→ SUPPLIED ENTRIES:
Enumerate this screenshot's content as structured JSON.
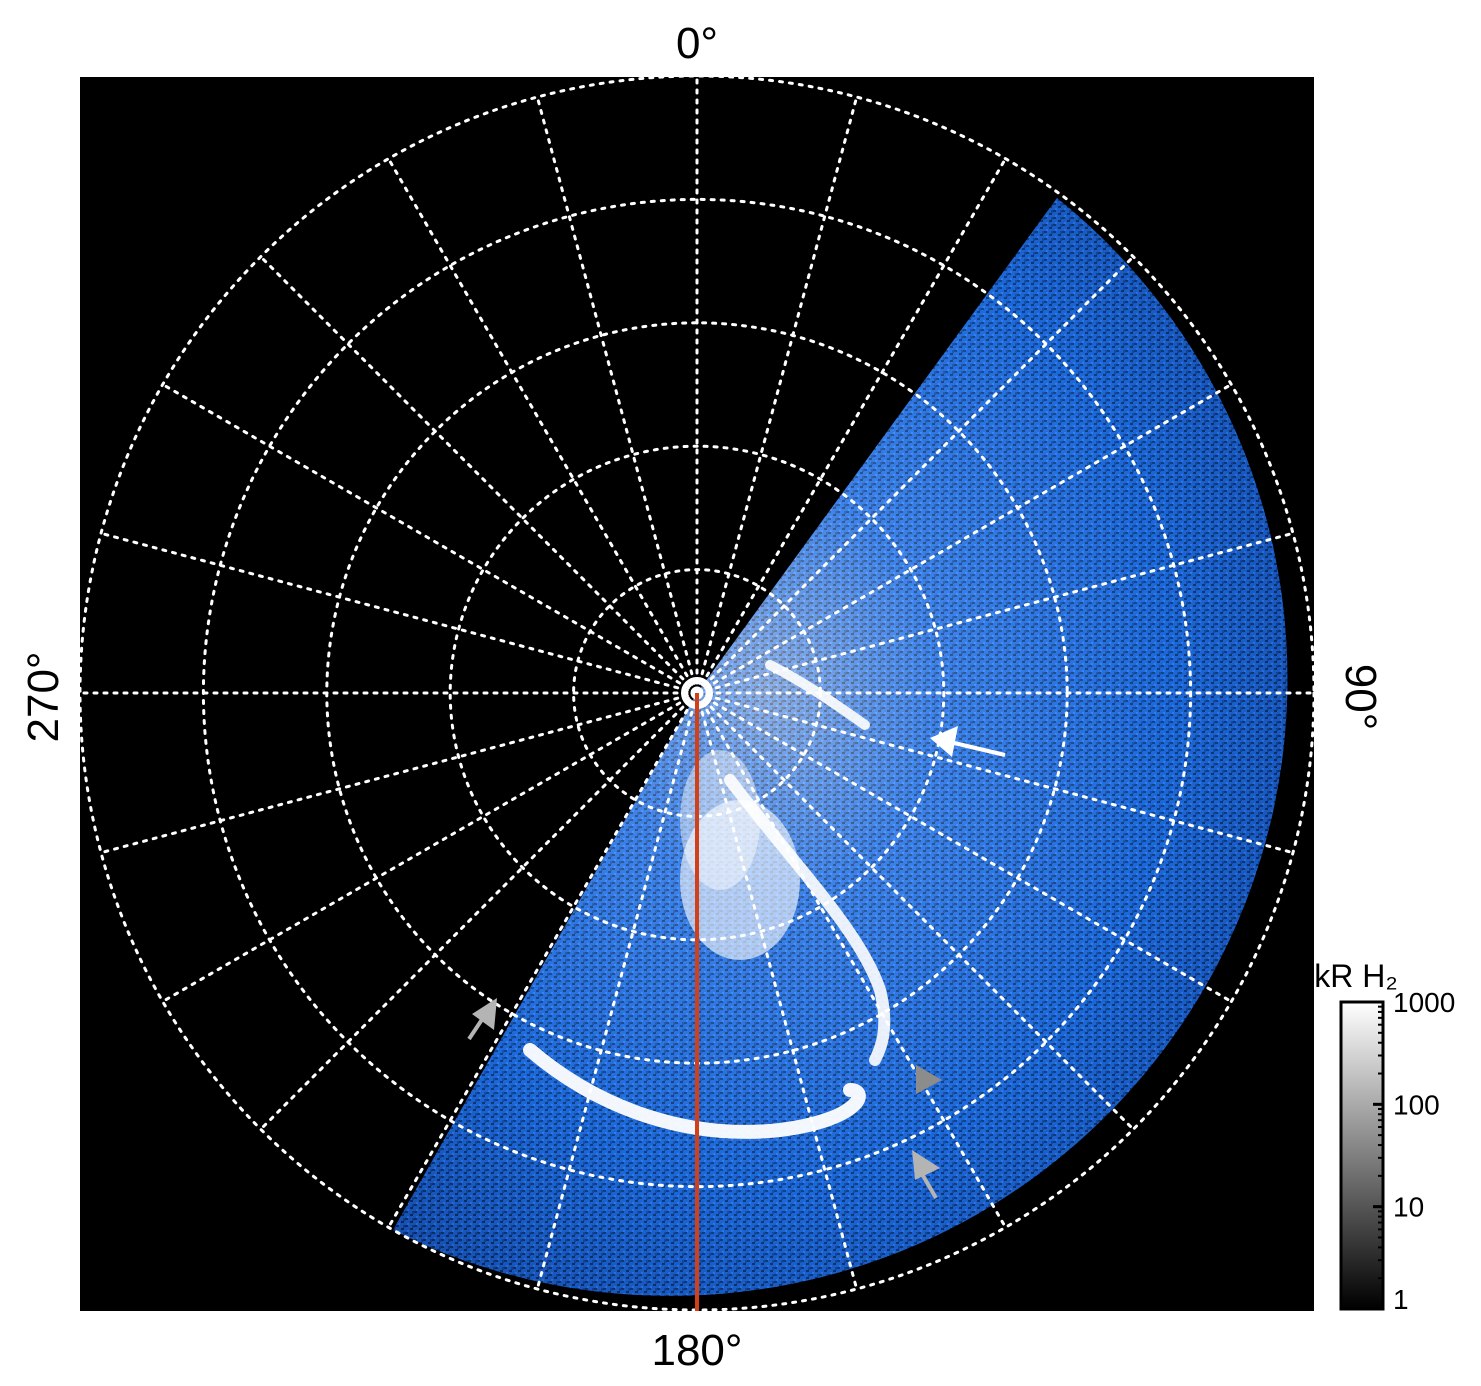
{
  "labels": {
    "top": "0°",
    "bottom": "180°",
    "left": "270°",
    "right": "90°"
  },
  "colorbar": {
    "title": "kR H₂",
    "scale": "log",
    "range": [
      1,
      1000
    ],
    "ticks": [
      {
        "value": 1,
        "label": "1"
      },
      {
        "value": 10,
        "label": "10"
      },
      {
        "value": 100,
        "label": "100"
      },
      {
        "value": 1000,
        "label": "1000"
      }
    ]
  },
  "colors": {
    "background": "#000000",
    "aurora_dim": "#0a2a6e",
    "aurora_mid": "#1e6fe0",
    "aurora_bright": "#ffffff",
    "grid": "#ffffff",
    "meridian_line": "#d2401a",
    "arrow_white": "#ffffff",
    "arrow_gray": "#b4b4b4",
    "arrowhead_dark_gray": "#8c8c8c"
  },
  "grid": {
    "rings": 5,
    "meridian_spacing_deg": 15,
    "style": "dotted"
  }
}
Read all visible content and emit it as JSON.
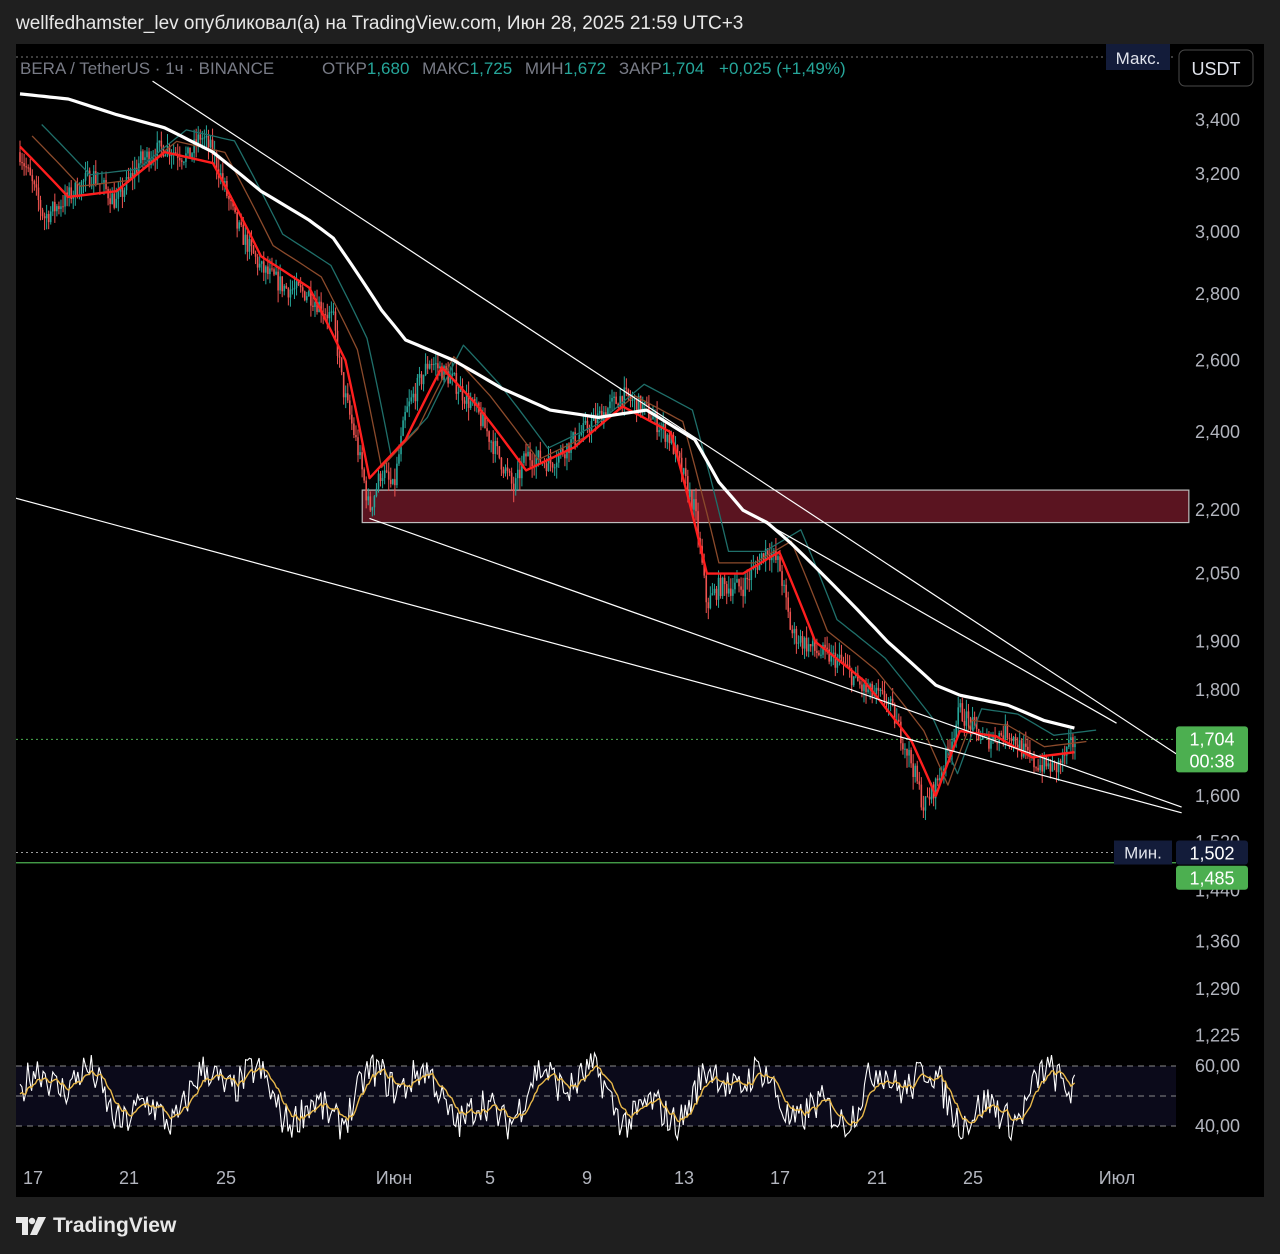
{
  "header": {
    "publish_line": "wellfedhamster_lev опубликовал(а) на TradingView.com, Июн 28, 2025 21:59 UTC+3"
  },
  "legend": {
    "symbol": "BERA / TetherUS · 1ч · BINANCE",
    "open_label": "ОТКР",
    "open_value": "1,680",
    "high_label": "МАКС",
    "high_value": "1,725",
    "low_label": "МИН",
    "low_value": "1,672",
    "close_label": "ЗАКР",
    "close_value": "1,704",
    "change": "+0,025 (+1,49%)"
  },
  "currency_button": "USDT",
  "max_label": "Макс.",
  "min_label": "Мин.",
  "min_value": "1,502",
  "current_price": "1,704",
  "countdown": "00:38",
  "green_line_price": "1,485",
  "footer": {
    "brand": "TradingView"
  },
  "colors": {
    "up": "#26a69a",
    "down": "#ef5350",
    "ema_fast": "#ff1e1e",
    "ema_mid": "#8b4a2b",
    "ema_slow": "#1f6f6a",
    "ema_long": "#ffffff",
    "zone": "#5a1420",
    "rsi": "#ffffff",
    "rsi_ma": "#e8b84a",
    "price_badge": "#4caf50",
    "dark_badge": "#131c3a"
  },
  "chart_data": {
    "type": "line",
    "price_scale": "log",
    "price_range": [
      1.22,
      3.48
    ],
    "y_ticks": [
      "3,400",
      "3,200",
      "3,000",
      "2,800",
      "2,600",
      "2,400",
      "2,200",
      "2,050",
      "1,900",
      "1,800",
      "1,600",
      "1,520",
      "1,440",
      "1,360",
      "1,290",
      "1,225"
    ],
    "x_ticks": [
      "17",
      "21",
      "25",
      "Июн",
      "5",
      "9",
      "13",
      "17",
      "21",
      "25",
      "Июл"
    ],
    "price_path": [
      [
        0,
        3.28
      ],
      [
        1,
        3.05
      ],
      [
        2,
        3.12
      ],
      [
        3,
        3.2
      ],
      [
        4,
        3.1
      ],
      [
        5,
        3.25
      ],
      [
        6,
        3.3
      ],
      [
        7,
        3.26
      ],
      [
        7.5,
        3.34
      ],
      [
        8,
        3.28
      ],
      [
        9,
        3.02
      ],
      [
        10,
        2.88
      ],
      [
        11,
        2.82
      ],
      [
        12,
        2.8
      ],
      [
        13,
        2.72
      ],
      [
        13.4,
        2.52
      ],
      [
        14,
        2.36
      ],
      [
        14.5,
        2.2
      ],
      [
        15,
        2.3
      ],
      [
        15.5,
        2.25
      ],
      [
        16,
        2.45
      ],
      [
        17,
        2.6
      ],
      [
        18,
        2.54
      ],
      [
        19,
        2.45
      ],
      [
        20,
        2.32
      ],
      [
        20.5,
        2.25
      ],
      [
        21,
        2.34
      ],
      [
        22,
        2.32
      ],
      [
        23,
        2.38
      ],
      [
        24,
        2.44
      ],
      [
        25,
        2.5
      ],
      [
        26,
        2.46
      ],
      [
        27,
        2.38
      ],
      [
        28,
        2.2
      ],
      [
        28.5,
        1.98
      ],
      [
        29,
        2.02
      ],
      [
        30,
        2.02
      ],
      [
        31,
        2.11
      ],
      [
        31.5,
        2.07
      ],
      [
        32,
        1.92
      ],
      [
        33,
        1.88
      ],
      [
        34,
        1.86
      ],
      [
        35,
        1.8
      ],
      [
        36,
        1.78
      ],
      [
        37,
        1.66
      ],
      [
        37.5,
        1.58
      ],
      [
        38,
        1.62
      ],
      [
        38.5,
        1.68
      ],
      [
        39,
        1.76
      ],
      [
        40,
        1.7
      ],
      [
        41,
        1.72
      ],
      [
        42,
        1.66
      ],
      [
        43,
        1.65
      ],
      [
        43.8,
        1.704
      ]
    ],
    "ema_fast": [
      [
        0,
        3.3
      ],
      [
        2,
        3.12
      ],
      [
        4,
        3.14
      ],
      [
        6,
        3.28
      ],
      [
        8,
        3.24
      ],
      [
        10,
        2.92
      ],
      [
        12,
        2.82
      ],
      [
        13.5,
        2.6
      ],
      [
        14.5,
        2.28
      ],
      [
        16,
        2.38
      ],
      [
        17.5,
        2.58
      ],
      [
        19,
        2.47
      ],
      [
        21,
        2.3
      ],
      [
        23,
        2.36
      ],
      [
        25,
        2.47
      ],
      [
        27,
        2.4
      ],
      [
        28.5,
        2.05
      ],
      [
        30,
        2.05
      ],
      [
        31.5,
        2.1
      ],
      [
        33,
        1.9
      ],
      [
        35,
        1.82
      ],
      [
        37,
        1.7
      ],
      [
        38,
        1.6
      ],
      [
        39,
        1.72
      ],
      [
        40.5,
        1.71
      ],
      [
        42,
        1.67
      ],
      [
        43.8,
        1.68
      ]
    ],
    "ema_long": [
      [
        0,
        3.5
      ],
      [
        2,
        3.48
      ],
      [
        4,
        3.42
      ],
      [
        6,
        3.37
      ],
      [
        8,
        3.28
      ],
      [
        10,
        3.14
      ],
      [
        12,
        3.04
      ],
      [
        13,
        2.98
      ],
      [
        15,
        2.75
      ],
      [
        16,
        2.66
      ],
      [
        18,
        2.6
      ],
      [
        20,
        2.52
      ],
      [
        22,
        2.46
      ],
      [
        24,
        2.44
      ],
      [
        26,
        2.46
      ],
      [
        28,
        2.38
      ],
      [
        29,
        2.27
      ],
      [
        30,
        2.2
      ],
      [
        31,
        2.17
      ],
      [
        32,
        2.12
      ],
      [
        34,
        2.01
      ],
      [
        36,
        1.9
      ],
      [
        38,
        1.81
      ],
      [
        39,
        1.79
      ],
      [
        41,
        1.77
      ],
      [
        42.5,
        1.74
      ],
      [
        43.8,
        1.725
      ]
    ],
    "channel_lines": [
      {
        "from": [
          -0.8,
          2.24
        ],
        "to": [
          48.2,
          1.57
        ]
      },
      {
        "from": [
          14.5,
          2.18
        ],
        "to": [
          48.2,
          1.58
        ]
      },
      {
        "from": [
          5.5,
          3.55
        ],
        "to": [
          48.2,
          1.67
        ]
      },
      {
        "from": [
          30,
          2.2
        ],
        "to": [
          45.5,
          1.735
        ]
      }
    ],
    "resistance_zone": {
      "from_x": 14.2,
      "to_x": 48.5,
      "low": 2.17,
      "high": 2.25
    },
    "rsi_panel": {
      "ticks": [
        "60,00",
        "40,00"
      ],
      "levels": [
        60,
        50,
        40
      ]
    }
  }
}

→ SHORT EXERCISE:
Using the material above, return every line exactly as it appears, minus the pictures.

→ WORKED SOLUTION:
Enumerate this screenshot's content as structured JSON.
{
  "labels": {
    "top": "0°",
    "bottom": "180°",
    "left": "270°",
    "right": "90°"
  },
  "colorbar": {
    "title": "kR H₂",
    "scale": "log",
    "range": [
      1,
      1000
    ],
    "ticks": [
      {
        "value": 1,
        "label": "1"
      },
      {
        "value": 10,
        "label": "10"
      },
      {
        "value": 100,
        "label": "100"
      },
      {
        "value": 1000,
        "label": "1000"
      }
    ]
  },
  "colors": {
    "background": "#000000",
    "aurora_dim": "#0a2a6e",
    "aurora_mid": "#1e6fe0",
    "aurora_bright": "#ffffff",
    "grid": "#ffffff",
    "meridian_line": "#d2401a",
    "arrow_white": "#ffffff",
    "arrow_gray": "#b4b4b4",
    "arrowhead_dark_gray": "#8c8c8c"
  },
  "grid": {
    "rings": 5,
    "meridian_spacing_deg": 15,
    "style": "dotted"
  }
}
Read all visible content and emit it as JSON.
{
  "header": {
    "publish_line": "wellfedhamster_lev опубликовал(а) на TradingView.com, Июн 28, 2025 21:59 UTC+3"
  },
  "legend": {
    "symbol": "BERA / TetherUS · 1ч · BINANCE",
    "open_label": "ОТКР",
    "open_value": "1,680",
    "high_label": "МАКС",
    "high_value": "1,725",
    "low_label": "МИН",
    "low_value": "1,672",
    "close_label": "ЗАКР",
    "close_value": "1,704",
    "change": "+0,025 (+1,49%)"
  },
  "currency_button": "USDT",
  "max_label": "Макс.",
  "min_label": "Мин.",
  "min_value": "1,502",
  "current_price": "1,704",
  "countdown": "00:38",
  "green_line_price": "1,485",
  "footer": {
    "brand": "TradingView"
  },
  "colors": {
    "up": "#26a69a",
    "down": "#ef5350",
    "ema_fast": "#ff1e1e",
    "ema_mid": "#8b4a2b",
    "ema_slow": "#1f6f6a",
    "ema_long": "#ffffff",
    "zone": "#5a1420",
    "rsi": "#ffffff",
    "rsi_ma": "#e8b84a",
    "price_badge": "#4caf50",
    "dark_badge": "#131c3a"
  },
  "chart_data": {
    "type": "line",
    "price_scale": "log",
    "price_range": [
      1.22,
      3.48
    ],
    "y_ticks": [
      "3,400",
      "3,200",
      "3,000",
      "2,800",
      "2,600",
      "2,400",
      "2,200",
      "2,050",
      "1,900",
      "1,800",
      "1,600",
      "1,520",
      "1,440",
      "1,360",
      "1,290",
      "1,225"
    ],
    "x_ticks": [
      "17",
      "21",
      "25",
      "Июн",
      "5",
      "9",
      "13",
      "17",
      "21",
      "25",
      "Июл"
    ],
    "price_path": [
      [
        0,
        3.28
      ],
      [
        1,
        3.05
      ],
      [
        2,
        3.12
      ],
      [
        3,
        3.2
      ],
      [
        4,
        3.1
      ],
      [
        5,
        3.25
      ],
      [
        6,
        3.3
      ],
      [
        7,
        3.26
      ],
      [
        7.5,
        3.34
      ],
      [
        8,
        3.28
      ],
      [
        9,
        3.02
      ],
      [
        10,
        2.88
      ],
      [
        11,
        2.82
      ],
      [
        12,
        2.8
      ],
      [
        13,
        2.72
      ],
      [
        13.4,
        2.52
      ],
      [
        14,
        2.36
      ],
      [
        14.5,
        2.2
      ],
      [
        15,
        2.3
      ],
      [
        15.5,
        2.25
      ],
      [
        16,
        2.45
      ],
      [
        17,
        2.6
      ],
      [
        18,
        2.54
      ],
      [
        19,
        2.45
      ],
      [
        20,
        2.32
      ],
      [
        20.5,
        2.25
      ],
      [
        21,
        2.34
      ],
      [
        22,
        2.32
      ],
      [
        23,
        2.38
      ],
      [
        24,
        2.44
      ],
      [
        25,
        2.5
      ],
      [
        26,
        2.46
      ],
      [
        27,
        2.38
      ],
      [
        28,
        2.2
      ],
      [
        28.5,
        1.98
      ],
      [
        29,
        2.02
      ],
      [
        30,
        2.02
      ],
      [
        31,
        2.11
      ],
      [
        31.5,
        2.07
      ],
      [
        32,
        1.92
      ],
      [
        33,
        1.88
      ],
      [
        34,
        1.86
      ],
      [
        35,
        1.8
      ],
      [
        36,
        1.78
      ],
      [
        37,
        1.66
      ],
      [
        37.5,
        1.58
      ],
      [
        38,
        1.62
      ],
      [
        38.5,
        1.68
      ],
      [
        39,
        1.76
      ],
      [
        40,
        1.7
      ],
      [
        41,
        1.72
      ],
      [
        42,
        1.66
      ],
      [
        43,
        1.65
      ],
      [
        43.8,
        1.704
      ]
    ],
    "ema_fast": [
      [
        0,
        3.3
      ],
      [
        2,
        3.12
      ],
      [
        4,
        3.14
      ],
      [
        6,
        3.28
      ],
      [
        8,
        3.24
      ],
      [
        10,
        2.92
      ],
      [
        12,
        2.82
      ],
      [
        13.5,
        2.6
      ],
      [
        14.5,
        2.28
      ],
      [
        16,
        2.38
      ],
      [
        17.5,
        2.58
      ],
      [
        19,
        2.47
      ],
      [
        21,
        2.3
      ],
      [
        23,
        2.36
      ],
      [
        25,
        2.47
      ],
      [
        27,
        2.4
      ],
      [
        28.5,
        2.05
      ],
      [
        30,
        2.05
      ],
      [
        31.5,
        2.1
      ],
      [
        33,
        1.9
      ],
      [
        35,
        1.82
      ],
      [
        37,
        1.7
      ],
      [
        38,
        1.6
      ],
      [
        39,
        1.72
      ],
      [
        40.5,
        1.71
      ],
      [
        42,
        1.67
      ],
      [
        43.8,
        1.68
      ]
    ],
    "ema_long": [
      [
        0,
        3.5
      ],
      [
        2,
        3.48
      ],
      [
        4,
        3.42
      ],
      [
        6,
        3.37
      ],
      [
        8,
        3.28
      ],
      [
        10,
        3.14
      ],
      [
        12,
        3.04
      ],
      [
        13,
        2.98
      ],
      [
        15,
        2.75
      ],
      [
        16,
        2.66
      ],
      [
        18,
        2.6
      ],
      [
        20,
        2.52
      ],
      [
        22,
        2.46
      ],
      [
        24,
        2.44
      ],
      [
        26,
        2.46
      ],
      [
        28,
        2.38
      ],
      [
        29,
        2.27
      ],
      [
        30,
        2.2
      ],
      [
        31,
        2.17
      ],
      [
        32,
        2.12
      ],
      [
        34,
        2.01
      ],
      [
        36,
        1.9
      ],
      [
        38,
        1.81
      ],
      [
        39,
        1.79
      ],
      [
        41,
        1.77
      ],
      [
        42.5,
        1.74
      ],
      [
        43.8,
        1.725
      ]
    ],
    "channel_lines": [
      {
        "from": [
          -0.8,
          2.24
        ],
        "to": [
          48.2,
          1.57
        ]
      },
      {
        "from": [
          14.5,
          2.18
        ],
        "to": [
          48.2,
          1.58
        ]
      },
      {
        "from": [
          5.5,
          3.55
        ],
        "to": [
          48.2,
          1.67
        ]
      },
      {
        "from": [
          30,
          2.2
        ],
        "to": [
          45.5,
          1.735
        ]
      }
    ],
    "resistance_zone": {
      "from_x": 14.2,
      "to_x": 48.5,
      "low": 2.17,
      "high": 2.25
    },
    "rsi_panel": {
      "ticks": [
        "60,00",
        "40,00"
      ],
      "levels": [
        60,
        50,
        40
      ]
    }
  }
}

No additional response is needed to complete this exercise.